#### WHAT YOU ARE ASKED TO DO:
Work out how many lines contain "name". Reply with the count alone.

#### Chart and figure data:
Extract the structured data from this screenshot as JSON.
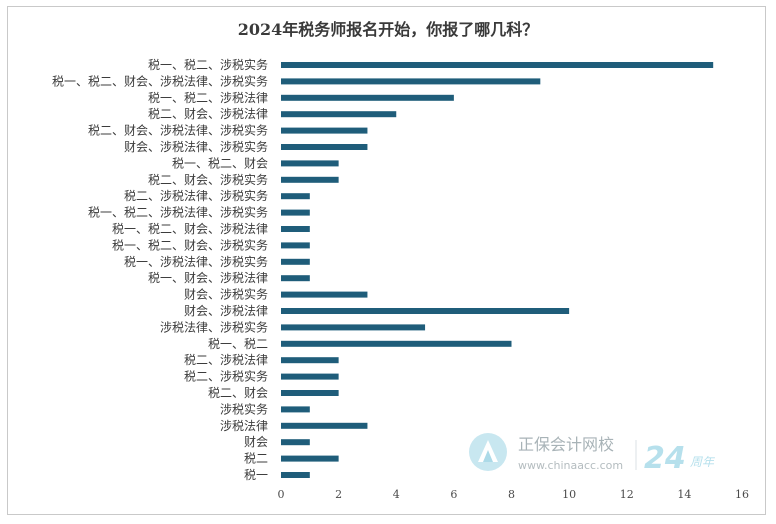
{
  "chart_data": {
    "type": "bar",
    "orientation": "horizontal",
    "title": "2024年税务师报名开始，你报了哪几科？",
    "xlabel": "",
    "ylabel": "",
    "xlim": [
      0,
      16
    ],
    "ticks": [
      0,
      2,
      4,
      6,
      8,
      10,
      12,
      14,
      16
    ],
    "grid": false,
    "bar_color": "#1f5d7a",
    "categories": [
      "税一、税二、涉税实务",
      "税一、税二、财会、涉税法律、涉税实务",
      "税一、税二、涉税法律",
      "税二、财会、涉税法律",
      "税二、财会、涉税法律、涉税实务",
      "财会、涉税法律、涉税实务",
      "税一、税二、财会",
      "税二、财会、涉税实务",
      "税二、涉税法律、涉税实务",
      "税一、税二、涉税法律、涉税实务",
      "税一、税二、财会、涉税法律",
      "税一、税二、财会、涉税实务",
      "税一、涉税法律、涉税实务",
      "税一、财会、涉税法律",
      "财会、涉税实务",
      "财会、涉税法律",
      "涉税法律、涉税实务",
      "税一、税二",
      "税二、涉税法律",
      "税二、涉税实务",
      "税二、财会",
      "涉税实务",
      "涉税法律",
      "财会",
      "税二",
      "税一"
    ],
    "values": [
      15,
      9,
      6,
      4,
      3,
      3,
      2,
      2,
      1,
      1,
      1,
      1,
      1,
      1,
      3,
      10,
      5,
      8,
      2,
      2,
      2,
      1,
      3,
      1,
      2,
      1
    ]
  },
  "watermark": {
    "name": "正保会计网校",
    "url": "www.chinaacc.com",
    "anniv_number": "24",
    "anniv_text": "周年",
    "logo_icon": "chinaacc-logo-icon",
    "color": "#9ed4e4"
  }
}
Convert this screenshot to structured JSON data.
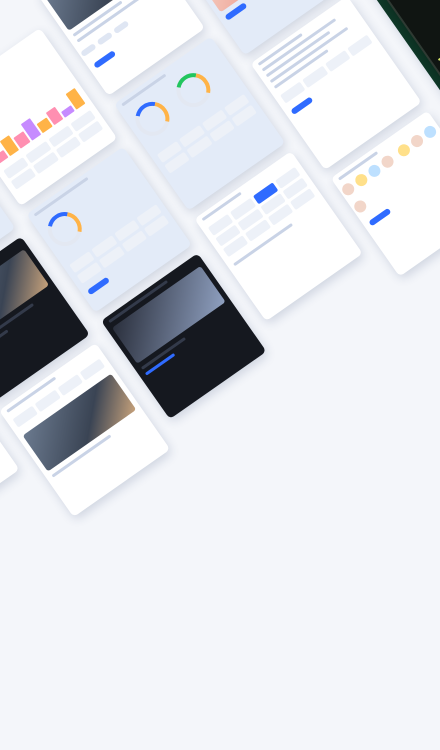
{
  "collage": {
    "description_tiles": 18,
    "theme_colors": {
      "background": "#f4f6fa",
      "accent": "#2f6bff",
      "dark": "#15181f",
      "green": "#0f3a29",
      "highlight": "#d8e86a"
    }
  }
}
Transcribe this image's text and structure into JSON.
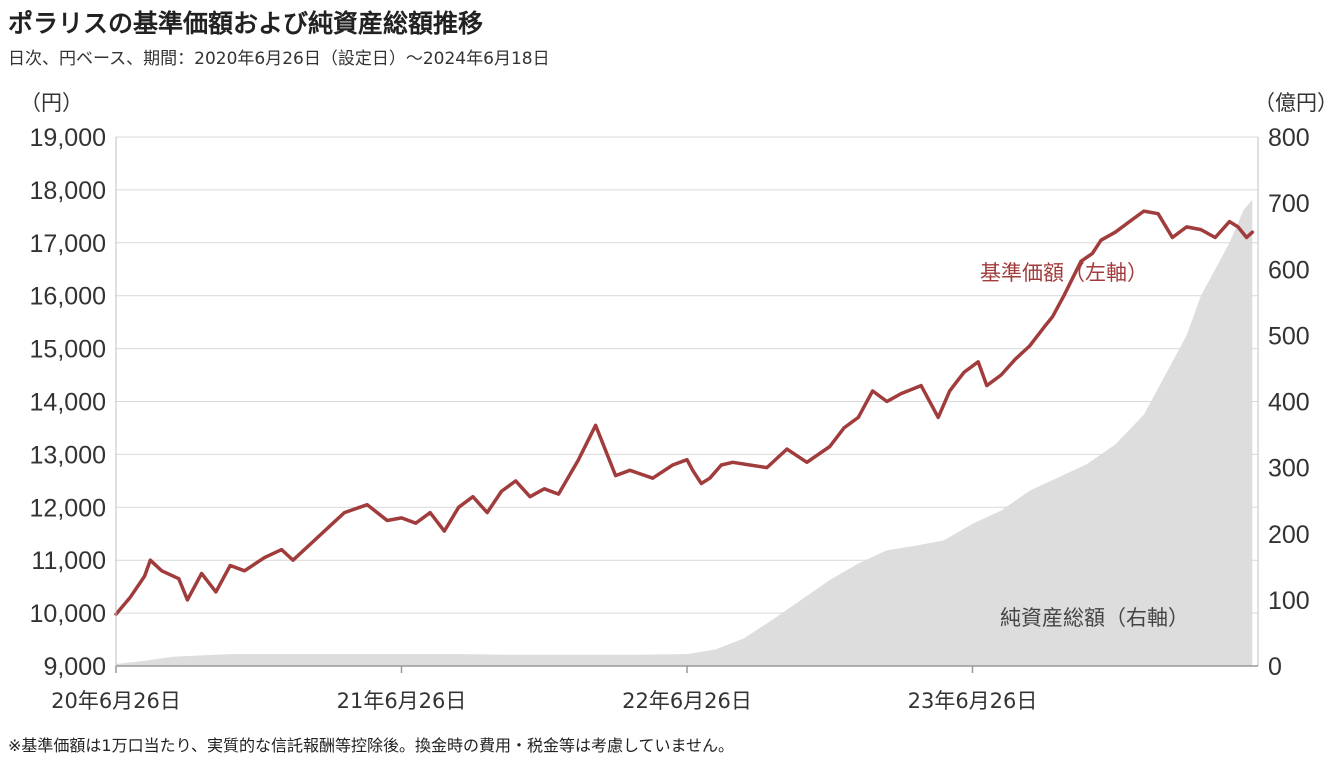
{
  "header": {
    "title": "ポラリスの基準価額および純資産総額推移",
    "subtitle": "日次、円ベース、期間：2020年6月26日（設定日）～2024年6月18日"
  },
  "footnote": "※基準価額は1万口当たり、実質的な信託報酬等控除後。換金時の費用・税金等は考慮していません。",
  "chart_data": {
    "type": "line",
    "x_labels": [
      "20年6月26日",
      "21年6月26日",
      "22年6月26日",
      "23年6月26日"
    ],
    "left_axis": {
      "unit": "（円）",
      "ylim": [
        9000,
        19000
      ],
      "ticks": [
        "9,000",
        "10,000",
        "11,000",
        "12,000",
        "13,000",
        "14,000",
        "15,000",
        "16,000",
        "17,000",
        "18,000",
        "19,000"
      ]
    },
    "right_axis": {
      "unit": "（億円）",
      "ylim": [
        0,
        800
      ],
      "ticks": [
        "0",
        "100",
        "200",
        "300",
        "400",
        "500",
        "600",
        "700",
        "800"
      ]
    },
    "xlim": [
      0,
      4
    ],
    "grid": "horizontal",
    "series": [
      {
        "name": "基準価額（左軸）",
        "axis": "left",
        "type": "line",
        "color": "#a13c3c",
        "x": [
          0,
          0.05,
          0.1,
          0.12,
          0.16,
          0.22,
          0.25,
          0.3,
          0.35,
          0.4,
          0.45,
          0.52,
          0.58,
          0.62,
          0.7,
          0.75,
          0.8,
          0.88,
          0.95,
          1.0,
          1.05,
          1.1,
          1.15,
          1.2,
          1.25,
          1.3,
          1.35,
          1.4,
          1.45,
          1.5,
          1.55,
          1.62,
          1.68,
          1.75,
          1.8,
          1.88,
          1.95,
          2.0,
          2.02,
          2.05,
          2.08,
          2.12,
          2.16,
          2.22,
          2.28,
          2.35,
          2.42,
          2.5,
          2.55,
          2.6,
          2.65,
          2.7,
          2.75,
          2.82,
          2.88,
          2.92,
          2.97,
          3.02,
          3.05,
          3.1,
          3.15,
          3.2,
          3.25,
          3.28,
          3.32,
          3.38,
          3.42,
          3.45,
          3.5,
          3.55,
          3.6,
          3.65,
          3.7,
          3.75,
          3.8,
          3.85,
          3.9,
          3.93,
          3.96,
          3.98
        ],
        "values": [
          9980,
          10300,
          10700,
          11000,
          10800,
          10650,
          10250,
          10750,
          10400,
          10900,
          10800,
          11050,
          11200,
          11000,
          11400,
          11650,
          11900,
          12050,
          11750,
          11800,
          11700,
          11900,
          11550,
          12000,
          12200,
          11900,
          12300,
          12500,
          12200,
          12350,
          12250,
          12900,
          13550,
          12600,
          12700,
          12550,
          12800,
          12900,
          12700,
          12450,
          12550,
          12800,
          12850,
          12800,
          12750,
          13100,
          12850,
          13150,
          13500,
          13700,
          14200,
          14000,
          14150,
          14300,
          13700,
          14200,
          14550,
          14750,
          14300,
          14500,
          14800,
          15050,
          15400,
          15600,
          16000,
          16650,
          16800,
          17050,
          17200,
          17400,
          17600,
          17550,
          17100,
          17300,
          17250,
          17100,
          17400,
          17300,
          17100,
          17200
        ]
      },
      {
        "name": "純資産総額（右軸）",
        "axis": "right",
        "type": "area",
        "color": "#dddddd",
        "x": [
          0,
          0.1,
          0.2,
          0.3,
          0.4,
          0.6,
          0.8,
          1.0,
          1.2,
          1.4,
          1.6,
          1.8,
          2.0,
          2.1,
          2.2,
          2.3,
          2.4,
          2.5,
          2.6,
          2.7,
          2.8,
          2.9,
          3.0,
          3.1,
          3.2,
          3.3,
          3.4,
          3.5,
          3.6,
          3.7,
          3.75,
          3.8,
          3.85,
          3.9,
          3.95,
          3.98
        ],
        "values": [
          3,
          8,
          14,
          16,
          18,
          18,
          18,
          18,
          18,
          17,
          17,
          17,
          18,
          25,
          42,
          70,
          100,
          130,
          155,
          175,
          182,
          190,
          215,
          235,
          265,
          285,
          305,
          335,
          380,
          460,
          500,
          560,
          600,
          640,
          690,
          705
        ]
      }
    ]
  }
}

#### REPLY TO THE TASK:
3